Recorded data
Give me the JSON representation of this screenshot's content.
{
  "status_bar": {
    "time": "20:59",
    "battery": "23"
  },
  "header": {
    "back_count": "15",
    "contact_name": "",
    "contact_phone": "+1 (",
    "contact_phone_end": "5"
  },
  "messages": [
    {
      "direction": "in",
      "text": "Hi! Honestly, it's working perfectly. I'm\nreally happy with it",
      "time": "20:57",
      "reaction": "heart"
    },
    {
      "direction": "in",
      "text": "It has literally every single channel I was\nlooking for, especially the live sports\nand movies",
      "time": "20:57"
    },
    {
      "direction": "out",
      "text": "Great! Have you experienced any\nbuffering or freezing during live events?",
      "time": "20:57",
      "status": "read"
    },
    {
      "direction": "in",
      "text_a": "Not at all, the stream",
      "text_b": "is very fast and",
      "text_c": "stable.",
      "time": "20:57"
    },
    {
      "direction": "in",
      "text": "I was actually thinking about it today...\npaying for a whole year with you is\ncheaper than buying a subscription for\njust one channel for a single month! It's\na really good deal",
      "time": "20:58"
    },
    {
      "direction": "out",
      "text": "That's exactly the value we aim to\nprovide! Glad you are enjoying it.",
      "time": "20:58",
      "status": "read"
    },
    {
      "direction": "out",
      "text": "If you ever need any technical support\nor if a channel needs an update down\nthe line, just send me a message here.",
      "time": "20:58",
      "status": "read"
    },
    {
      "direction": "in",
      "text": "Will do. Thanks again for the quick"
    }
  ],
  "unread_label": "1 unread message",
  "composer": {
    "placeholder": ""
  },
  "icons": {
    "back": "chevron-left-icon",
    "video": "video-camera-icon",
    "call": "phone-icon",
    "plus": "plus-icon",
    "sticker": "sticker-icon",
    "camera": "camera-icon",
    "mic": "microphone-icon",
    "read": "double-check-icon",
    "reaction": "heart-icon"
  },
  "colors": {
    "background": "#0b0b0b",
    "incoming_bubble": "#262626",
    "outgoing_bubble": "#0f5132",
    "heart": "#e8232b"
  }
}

> Job
Locate the word "camera" in the records above, and return each line that has it.

> Task output
    "video": "video-camera-icon",
    "camera": "camera-icon",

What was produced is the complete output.